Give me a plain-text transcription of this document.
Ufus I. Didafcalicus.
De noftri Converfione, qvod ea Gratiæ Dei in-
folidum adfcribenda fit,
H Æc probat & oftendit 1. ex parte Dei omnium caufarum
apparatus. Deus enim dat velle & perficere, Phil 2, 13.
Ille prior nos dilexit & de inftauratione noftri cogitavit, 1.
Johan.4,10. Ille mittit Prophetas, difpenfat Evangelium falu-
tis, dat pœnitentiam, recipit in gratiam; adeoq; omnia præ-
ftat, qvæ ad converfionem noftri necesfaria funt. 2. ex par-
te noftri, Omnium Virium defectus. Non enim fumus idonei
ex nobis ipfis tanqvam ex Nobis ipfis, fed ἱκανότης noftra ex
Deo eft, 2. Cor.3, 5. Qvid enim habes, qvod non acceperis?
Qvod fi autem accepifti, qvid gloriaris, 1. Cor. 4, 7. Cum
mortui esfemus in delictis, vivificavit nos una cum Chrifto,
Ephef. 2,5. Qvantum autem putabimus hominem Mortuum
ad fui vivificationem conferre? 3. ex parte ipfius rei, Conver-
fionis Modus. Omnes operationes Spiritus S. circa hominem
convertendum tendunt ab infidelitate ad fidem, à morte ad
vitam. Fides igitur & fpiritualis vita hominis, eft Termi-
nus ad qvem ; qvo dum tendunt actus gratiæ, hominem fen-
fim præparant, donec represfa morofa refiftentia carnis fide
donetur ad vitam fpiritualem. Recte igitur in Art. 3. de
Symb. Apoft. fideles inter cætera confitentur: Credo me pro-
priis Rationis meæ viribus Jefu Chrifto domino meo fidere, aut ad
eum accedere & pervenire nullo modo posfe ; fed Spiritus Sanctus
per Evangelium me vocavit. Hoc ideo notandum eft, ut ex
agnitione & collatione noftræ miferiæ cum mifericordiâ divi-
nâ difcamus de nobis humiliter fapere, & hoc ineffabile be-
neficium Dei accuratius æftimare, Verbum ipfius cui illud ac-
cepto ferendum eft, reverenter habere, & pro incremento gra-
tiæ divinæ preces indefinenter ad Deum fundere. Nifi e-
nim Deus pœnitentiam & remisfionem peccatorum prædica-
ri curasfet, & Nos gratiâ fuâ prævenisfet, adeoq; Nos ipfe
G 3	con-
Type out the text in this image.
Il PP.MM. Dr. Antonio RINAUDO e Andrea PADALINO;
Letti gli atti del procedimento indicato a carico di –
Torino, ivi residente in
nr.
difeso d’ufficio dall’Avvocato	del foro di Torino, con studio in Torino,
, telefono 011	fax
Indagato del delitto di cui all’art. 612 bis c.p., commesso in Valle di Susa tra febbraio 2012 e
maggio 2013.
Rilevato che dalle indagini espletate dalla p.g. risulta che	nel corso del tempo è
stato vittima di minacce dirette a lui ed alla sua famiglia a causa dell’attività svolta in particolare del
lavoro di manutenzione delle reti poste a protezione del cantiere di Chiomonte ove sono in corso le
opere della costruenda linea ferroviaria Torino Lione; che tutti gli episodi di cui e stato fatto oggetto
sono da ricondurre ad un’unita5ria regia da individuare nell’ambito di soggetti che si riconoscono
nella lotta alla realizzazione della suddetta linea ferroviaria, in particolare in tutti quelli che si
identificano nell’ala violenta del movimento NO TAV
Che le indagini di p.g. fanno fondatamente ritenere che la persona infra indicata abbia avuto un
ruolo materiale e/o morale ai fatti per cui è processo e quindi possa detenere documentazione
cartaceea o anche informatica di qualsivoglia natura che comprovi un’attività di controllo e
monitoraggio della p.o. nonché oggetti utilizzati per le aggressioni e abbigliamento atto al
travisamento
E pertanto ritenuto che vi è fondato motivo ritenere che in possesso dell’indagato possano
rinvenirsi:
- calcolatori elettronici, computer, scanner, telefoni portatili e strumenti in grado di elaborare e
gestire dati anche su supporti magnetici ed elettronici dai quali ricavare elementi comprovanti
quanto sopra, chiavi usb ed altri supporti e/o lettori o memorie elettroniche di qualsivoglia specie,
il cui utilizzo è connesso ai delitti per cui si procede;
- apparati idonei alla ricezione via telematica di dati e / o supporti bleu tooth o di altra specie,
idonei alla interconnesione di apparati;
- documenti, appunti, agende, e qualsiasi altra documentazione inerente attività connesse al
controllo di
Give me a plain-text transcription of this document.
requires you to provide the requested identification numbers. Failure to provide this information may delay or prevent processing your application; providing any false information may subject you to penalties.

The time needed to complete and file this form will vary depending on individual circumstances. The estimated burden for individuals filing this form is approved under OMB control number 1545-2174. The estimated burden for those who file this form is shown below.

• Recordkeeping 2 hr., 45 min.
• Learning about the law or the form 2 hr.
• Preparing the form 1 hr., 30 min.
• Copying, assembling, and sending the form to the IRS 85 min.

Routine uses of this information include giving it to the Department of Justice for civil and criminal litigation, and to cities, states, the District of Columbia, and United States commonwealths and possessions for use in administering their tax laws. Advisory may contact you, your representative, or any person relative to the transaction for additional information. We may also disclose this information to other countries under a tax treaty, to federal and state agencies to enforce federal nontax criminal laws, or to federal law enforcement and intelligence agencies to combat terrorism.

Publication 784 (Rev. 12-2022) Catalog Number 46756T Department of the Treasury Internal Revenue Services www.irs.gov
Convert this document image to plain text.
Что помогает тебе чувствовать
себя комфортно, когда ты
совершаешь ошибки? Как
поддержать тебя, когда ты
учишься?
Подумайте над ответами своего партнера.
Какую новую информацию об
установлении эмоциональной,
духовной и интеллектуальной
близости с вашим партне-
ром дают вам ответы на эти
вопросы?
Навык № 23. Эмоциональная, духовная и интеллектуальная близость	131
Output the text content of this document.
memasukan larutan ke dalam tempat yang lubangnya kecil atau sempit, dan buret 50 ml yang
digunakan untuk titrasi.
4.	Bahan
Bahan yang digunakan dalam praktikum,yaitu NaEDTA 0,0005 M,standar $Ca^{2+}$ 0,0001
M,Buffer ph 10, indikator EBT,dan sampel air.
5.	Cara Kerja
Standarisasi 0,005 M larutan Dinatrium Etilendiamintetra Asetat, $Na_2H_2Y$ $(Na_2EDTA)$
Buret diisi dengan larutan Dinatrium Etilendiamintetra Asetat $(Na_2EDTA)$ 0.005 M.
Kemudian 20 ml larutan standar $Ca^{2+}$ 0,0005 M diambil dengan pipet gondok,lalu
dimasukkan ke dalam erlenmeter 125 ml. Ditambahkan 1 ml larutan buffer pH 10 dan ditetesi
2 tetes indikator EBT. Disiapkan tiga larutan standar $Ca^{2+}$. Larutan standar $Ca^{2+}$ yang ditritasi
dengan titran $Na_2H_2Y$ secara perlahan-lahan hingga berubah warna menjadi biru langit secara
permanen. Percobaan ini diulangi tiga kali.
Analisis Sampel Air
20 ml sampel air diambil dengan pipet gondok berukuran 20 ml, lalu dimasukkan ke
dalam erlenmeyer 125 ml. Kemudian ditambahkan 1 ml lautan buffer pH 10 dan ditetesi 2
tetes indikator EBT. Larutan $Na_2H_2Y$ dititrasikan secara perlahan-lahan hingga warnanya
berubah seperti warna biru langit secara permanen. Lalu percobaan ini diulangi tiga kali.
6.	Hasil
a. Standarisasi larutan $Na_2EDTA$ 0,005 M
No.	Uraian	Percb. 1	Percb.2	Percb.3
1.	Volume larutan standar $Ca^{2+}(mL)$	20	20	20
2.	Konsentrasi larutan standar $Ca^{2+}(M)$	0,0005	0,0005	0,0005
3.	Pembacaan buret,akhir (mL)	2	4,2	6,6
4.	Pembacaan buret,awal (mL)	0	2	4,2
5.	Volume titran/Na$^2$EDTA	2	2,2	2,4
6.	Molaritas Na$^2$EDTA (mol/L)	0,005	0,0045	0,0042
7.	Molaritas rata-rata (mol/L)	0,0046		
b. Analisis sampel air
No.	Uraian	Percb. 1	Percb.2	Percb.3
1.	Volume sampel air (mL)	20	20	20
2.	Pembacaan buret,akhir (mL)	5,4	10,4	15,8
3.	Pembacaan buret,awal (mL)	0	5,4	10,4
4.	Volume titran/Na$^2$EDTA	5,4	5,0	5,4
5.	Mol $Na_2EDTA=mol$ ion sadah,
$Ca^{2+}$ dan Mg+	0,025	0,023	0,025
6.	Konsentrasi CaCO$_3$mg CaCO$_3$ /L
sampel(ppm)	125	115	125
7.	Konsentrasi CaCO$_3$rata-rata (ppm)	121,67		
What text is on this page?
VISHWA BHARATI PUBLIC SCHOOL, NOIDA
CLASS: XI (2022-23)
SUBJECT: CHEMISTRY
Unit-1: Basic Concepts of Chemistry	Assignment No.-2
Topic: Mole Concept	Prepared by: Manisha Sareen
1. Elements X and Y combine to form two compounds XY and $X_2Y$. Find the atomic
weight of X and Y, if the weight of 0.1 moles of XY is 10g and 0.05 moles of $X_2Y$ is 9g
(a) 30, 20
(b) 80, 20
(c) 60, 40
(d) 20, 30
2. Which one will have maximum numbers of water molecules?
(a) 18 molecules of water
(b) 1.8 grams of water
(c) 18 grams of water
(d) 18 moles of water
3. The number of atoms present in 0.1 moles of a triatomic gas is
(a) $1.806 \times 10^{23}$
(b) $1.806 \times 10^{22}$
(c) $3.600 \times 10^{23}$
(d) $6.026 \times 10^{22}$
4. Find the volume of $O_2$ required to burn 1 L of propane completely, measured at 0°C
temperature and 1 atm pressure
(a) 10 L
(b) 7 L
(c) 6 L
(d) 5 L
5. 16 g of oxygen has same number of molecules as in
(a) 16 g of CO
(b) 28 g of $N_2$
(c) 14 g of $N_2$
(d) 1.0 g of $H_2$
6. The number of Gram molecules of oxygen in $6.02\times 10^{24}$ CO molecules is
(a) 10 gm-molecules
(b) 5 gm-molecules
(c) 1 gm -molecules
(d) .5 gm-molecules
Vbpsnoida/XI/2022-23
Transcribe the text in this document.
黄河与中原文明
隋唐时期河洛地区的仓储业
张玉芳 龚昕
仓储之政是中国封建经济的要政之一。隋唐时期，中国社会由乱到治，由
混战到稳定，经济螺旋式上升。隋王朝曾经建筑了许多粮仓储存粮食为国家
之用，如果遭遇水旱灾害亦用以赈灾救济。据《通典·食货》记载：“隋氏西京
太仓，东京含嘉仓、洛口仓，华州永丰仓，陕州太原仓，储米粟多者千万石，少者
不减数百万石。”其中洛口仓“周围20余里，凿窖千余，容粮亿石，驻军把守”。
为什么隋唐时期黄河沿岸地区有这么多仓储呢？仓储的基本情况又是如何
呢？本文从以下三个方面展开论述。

> WHAT YOU WILL DO
Give the count of lines in the listing above that include "awal", with no other words.

> TASK OUTPUT
2